--- Entries supplied ---
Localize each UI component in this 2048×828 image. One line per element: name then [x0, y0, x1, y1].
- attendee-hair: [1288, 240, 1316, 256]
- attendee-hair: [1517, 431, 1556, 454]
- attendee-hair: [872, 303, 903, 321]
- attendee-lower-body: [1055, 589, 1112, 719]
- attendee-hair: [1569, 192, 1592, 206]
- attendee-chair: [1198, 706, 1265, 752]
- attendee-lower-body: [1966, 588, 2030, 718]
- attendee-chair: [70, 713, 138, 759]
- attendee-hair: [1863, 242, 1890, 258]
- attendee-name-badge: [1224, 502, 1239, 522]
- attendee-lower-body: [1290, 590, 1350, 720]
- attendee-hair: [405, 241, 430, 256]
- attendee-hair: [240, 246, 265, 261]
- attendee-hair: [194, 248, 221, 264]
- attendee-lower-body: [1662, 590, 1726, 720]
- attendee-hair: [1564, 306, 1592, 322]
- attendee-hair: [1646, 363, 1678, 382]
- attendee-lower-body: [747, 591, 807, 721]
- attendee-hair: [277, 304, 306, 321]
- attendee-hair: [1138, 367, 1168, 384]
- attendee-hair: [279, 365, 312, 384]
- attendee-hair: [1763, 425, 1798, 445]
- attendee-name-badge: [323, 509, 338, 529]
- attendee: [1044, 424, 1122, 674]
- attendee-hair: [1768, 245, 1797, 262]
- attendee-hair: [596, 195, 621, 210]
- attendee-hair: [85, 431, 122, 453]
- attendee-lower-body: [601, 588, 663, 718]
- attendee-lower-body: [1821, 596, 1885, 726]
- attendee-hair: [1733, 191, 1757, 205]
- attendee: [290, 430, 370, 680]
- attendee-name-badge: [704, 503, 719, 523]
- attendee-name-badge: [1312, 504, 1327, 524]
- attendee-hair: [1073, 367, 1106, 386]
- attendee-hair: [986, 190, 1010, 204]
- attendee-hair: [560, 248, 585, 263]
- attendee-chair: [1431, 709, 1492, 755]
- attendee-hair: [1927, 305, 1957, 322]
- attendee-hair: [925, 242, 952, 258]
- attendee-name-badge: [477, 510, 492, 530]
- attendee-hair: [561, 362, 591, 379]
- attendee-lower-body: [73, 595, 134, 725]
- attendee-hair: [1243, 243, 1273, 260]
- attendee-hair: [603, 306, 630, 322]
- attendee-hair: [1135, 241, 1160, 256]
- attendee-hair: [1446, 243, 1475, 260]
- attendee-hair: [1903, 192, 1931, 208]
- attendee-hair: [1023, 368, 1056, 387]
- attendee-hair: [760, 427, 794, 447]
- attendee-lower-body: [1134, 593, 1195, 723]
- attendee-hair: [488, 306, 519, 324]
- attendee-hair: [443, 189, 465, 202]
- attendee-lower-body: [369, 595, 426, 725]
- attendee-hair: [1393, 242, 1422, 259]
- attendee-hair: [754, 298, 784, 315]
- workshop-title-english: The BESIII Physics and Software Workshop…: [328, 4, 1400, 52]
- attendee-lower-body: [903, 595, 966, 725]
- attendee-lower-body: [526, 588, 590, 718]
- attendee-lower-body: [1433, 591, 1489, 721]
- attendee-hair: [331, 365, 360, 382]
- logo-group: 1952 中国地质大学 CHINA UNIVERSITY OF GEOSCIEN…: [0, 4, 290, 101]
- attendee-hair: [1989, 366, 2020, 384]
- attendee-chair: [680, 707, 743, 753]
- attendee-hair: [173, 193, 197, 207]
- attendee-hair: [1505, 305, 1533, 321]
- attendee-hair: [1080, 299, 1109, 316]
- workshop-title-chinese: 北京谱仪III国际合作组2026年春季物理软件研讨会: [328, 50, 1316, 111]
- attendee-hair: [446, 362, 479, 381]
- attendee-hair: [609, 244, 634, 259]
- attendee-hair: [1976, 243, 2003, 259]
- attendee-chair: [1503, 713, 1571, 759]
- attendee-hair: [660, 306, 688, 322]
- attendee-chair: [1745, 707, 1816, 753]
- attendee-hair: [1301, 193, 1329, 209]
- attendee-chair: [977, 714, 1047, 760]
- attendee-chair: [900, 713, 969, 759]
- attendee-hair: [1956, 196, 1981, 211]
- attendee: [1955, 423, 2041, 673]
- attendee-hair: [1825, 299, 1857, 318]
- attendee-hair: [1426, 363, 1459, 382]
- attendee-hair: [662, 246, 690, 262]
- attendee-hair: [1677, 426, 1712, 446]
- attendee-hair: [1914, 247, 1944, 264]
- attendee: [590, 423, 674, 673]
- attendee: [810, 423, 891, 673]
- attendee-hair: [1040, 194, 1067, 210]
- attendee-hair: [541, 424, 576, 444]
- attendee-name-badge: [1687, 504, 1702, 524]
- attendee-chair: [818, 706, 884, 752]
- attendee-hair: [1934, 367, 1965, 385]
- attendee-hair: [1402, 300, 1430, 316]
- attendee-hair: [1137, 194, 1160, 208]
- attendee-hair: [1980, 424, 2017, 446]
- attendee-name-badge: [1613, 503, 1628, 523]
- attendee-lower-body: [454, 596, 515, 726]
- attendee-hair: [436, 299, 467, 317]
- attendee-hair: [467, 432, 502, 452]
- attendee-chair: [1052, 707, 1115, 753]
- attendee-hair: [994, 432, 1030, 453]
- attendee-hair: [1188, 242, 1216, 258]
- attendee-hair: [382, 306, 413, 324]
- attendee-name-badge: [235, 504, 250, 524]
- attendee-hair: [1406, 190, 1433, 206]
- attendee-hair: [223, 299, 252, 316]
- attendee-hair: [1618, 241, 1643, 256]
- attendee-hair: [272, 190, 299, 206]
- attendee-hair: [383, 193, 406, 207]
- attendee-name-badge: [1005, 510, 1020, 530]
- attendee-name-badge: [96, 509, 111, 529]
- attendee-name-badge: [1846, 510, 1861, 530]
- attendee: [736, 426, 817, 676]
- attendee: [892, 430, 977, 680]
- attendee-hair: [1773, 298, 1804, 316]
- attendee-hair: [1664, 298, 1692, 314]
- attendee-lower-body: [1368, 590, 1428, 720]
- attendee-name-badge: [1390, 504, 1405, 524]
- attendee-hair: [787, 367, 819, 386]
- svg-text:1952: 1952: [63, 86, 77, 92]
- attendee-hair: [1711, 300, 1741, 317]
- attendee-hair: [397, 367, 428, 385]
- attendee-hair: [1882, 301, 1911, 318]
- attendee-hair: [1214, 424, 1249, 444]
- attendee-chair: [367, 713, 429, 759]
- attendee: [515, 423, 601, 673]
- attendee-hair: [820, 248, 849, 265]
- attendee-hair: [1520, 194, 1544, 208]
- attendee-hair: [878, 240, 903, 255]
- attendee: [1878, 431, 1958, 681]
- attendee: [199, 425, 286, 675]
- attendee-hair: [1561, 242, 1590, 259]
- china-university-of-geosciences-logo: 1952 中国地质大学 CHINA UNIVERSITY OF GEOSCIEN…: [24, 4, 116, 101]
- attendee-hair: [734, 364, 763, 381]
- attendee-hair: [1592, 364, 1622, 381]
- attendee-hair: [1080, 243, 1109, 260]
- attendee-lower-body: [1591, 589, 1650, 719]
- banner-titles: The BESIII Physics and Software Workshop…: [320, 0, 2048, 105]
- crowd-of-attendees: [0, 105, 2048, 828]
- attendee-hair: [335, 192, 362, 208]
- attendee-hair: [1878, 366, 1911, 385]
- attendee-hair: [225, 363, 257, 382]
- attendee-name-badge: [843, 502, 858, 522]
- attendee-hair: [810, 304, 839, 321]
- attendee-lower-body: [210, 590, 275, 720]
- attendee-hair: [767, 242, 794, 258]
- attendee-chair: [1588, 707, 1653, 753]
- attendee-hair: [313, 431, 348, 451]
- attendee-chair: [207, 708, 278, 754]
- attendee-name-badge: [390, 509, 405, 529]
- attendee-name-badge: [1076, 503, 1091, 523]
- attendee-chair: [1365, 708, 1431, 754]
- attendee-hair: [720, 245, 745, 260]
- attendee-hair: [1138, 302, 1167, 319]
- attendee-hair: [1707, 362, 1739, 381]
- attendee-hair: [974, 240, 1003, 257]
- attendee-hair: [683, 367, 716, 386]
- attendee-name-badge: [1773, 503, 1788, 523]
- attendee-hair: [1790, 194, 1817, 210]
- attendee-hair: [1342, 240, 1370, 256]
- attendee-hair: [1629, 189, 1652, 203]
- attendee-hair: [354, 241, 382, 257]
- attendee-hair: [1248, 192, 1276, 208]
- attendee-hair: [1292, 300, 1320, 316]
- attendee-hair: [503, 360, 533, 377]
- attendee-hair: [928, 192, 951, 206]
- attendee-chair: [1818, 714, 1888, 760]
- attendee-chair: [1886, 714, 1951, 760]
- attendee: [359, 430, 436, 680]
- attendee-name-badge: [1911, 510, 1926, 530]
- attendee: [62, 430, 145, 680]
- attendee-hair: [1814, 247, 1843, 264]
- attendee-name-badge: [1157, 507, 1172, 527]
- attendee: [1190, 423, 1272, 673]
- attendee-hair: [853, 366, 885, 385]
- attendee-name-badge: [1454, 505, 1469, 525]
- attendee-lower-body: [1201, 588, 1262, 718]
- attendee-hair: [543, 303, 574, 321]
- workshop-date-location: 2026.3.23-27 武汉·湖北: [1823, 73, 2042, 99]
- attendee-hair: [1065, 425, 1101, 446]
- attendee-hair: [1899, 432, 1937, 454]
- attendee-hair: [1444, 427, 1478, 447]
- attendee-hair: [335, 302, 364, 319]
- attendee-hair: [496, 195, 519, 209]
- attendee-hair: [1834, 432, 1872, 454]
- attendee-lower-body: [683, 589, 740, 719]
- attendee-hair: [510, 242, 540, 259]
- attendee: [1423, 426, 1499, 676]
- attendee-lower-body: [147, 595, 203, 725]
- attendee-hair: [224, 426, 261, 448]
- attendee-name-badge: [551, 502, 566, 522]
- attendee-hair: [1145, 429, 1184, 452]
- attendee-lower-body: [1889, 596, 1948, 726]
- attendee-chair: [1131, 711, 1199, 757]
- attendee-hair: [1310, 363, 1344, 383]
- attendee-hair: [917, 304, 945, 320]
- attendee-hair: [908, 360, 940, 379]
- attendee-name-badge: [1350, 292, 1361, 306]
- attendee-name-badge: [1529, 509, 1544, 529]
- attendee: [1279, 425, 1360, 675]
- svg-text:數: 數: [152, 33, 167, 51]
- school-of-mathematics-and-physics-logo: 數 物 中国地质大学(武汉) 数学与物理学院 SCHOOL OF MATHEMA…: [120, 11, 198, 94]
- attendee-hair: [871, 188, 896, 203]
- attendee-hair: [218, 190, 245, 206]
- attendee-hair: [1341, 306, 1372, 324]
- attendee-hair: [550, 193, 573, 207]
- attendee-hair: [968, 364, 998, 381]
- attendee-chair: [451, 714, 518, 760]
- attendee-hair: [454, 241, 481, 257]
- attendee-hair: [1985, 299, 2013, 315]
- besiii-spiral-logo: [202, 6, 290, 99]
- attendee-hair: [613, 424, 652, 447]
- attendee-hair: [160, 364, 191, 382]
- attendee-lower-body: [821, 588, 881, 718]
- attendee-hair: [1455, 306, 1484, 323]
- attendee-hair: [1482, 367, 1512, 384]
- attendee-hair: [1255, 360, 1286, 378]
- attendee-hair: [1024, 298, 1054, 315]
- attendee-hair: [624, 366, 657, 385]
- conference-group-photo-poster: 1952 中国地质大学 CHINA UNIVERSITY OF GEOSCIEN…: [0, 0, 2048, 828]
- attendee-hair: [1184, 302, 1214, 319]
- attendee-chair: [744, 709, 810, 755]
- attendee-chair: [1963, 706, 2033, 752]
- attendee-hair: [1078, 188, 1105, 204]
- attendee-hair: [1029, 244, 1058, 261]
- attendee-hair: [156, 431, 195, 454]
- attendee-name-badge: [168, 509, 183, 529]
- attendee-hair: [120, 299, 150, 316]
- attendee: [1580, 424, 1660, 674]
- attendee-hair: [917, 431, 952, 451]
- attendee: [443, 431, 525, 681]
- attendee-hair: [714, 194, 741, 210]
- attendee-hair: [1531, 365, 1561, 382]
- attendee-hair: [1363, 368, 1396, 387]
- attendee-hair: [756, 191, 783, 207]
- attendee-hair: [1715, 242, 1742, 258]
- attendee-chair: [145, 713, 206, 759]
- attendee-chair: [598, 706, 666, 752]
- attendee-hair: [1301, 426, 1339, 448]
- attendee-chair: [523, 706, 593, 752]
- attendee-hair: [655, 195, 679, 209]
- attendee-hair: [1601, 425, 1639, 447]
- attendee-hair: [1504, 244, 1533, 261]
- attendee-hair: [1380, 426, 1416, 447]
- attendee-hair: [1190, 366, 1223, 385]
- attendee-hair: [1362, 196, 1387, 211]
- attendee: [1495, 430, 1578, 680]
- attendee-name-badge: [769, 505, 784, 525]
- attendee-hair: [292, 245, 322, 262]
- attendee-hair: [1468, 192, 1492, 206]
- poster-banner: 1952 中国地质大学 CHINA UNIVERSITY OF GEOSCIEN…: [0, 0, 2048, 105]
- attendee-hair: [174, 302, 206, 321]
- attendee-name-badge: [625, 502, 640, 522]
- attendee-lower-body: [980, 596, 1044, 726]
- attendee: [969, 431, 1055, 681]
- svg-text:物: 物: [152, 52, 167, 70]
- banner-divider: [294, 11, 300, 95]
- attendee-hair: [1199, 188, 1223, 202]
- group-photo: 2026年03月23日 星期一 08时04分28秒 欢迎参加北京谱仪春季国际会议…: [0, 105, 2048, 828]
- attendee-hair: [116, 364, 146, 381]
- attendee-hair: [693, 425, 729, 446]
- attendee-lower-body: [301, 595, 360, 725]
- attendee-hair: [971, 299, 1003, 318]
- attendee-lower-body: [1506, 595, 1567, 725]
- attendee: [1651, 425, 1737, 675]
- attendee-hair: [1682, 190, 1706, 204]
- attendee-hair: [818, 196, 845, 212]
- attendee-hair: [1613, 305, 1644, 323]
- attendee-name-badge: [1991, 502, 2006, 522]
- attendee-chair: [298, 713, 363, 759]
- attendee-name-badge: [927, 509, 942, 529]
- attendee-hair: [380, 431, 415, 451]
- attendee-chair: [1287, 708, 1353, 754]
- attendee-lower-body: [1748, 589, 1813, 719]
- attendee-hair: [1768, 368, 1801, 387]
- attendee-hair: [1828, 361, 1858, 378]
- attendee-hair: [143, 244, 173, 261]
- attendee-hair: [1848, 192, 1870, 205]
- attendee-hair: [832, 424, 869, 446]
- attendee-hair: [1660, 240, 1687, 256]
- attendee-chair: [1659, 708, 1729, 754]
---
Locate every line in the rows above that contains the string "logo" and copy each of those lines.

The completed task:
- logo-group: 1952 中国地质大学 CHINA UNIVERSITY OF GEOSCIEN…: [0, 4, 290, 101]
- china-university-of-geosciences-logo: 1952 中国地质大学 CHINA UNIVERSITY OF GEOSCIEN…: [24, 4, 116, 101]
- school-of-mathematics-and-physics-logo: 數 物 中国地质大学(武汉) 数学与物理学院 SCHOOL OF MATHEMA…: [120, 11, 198, 94]
- besiii-spiral-logo: [202, 6, 290, 99]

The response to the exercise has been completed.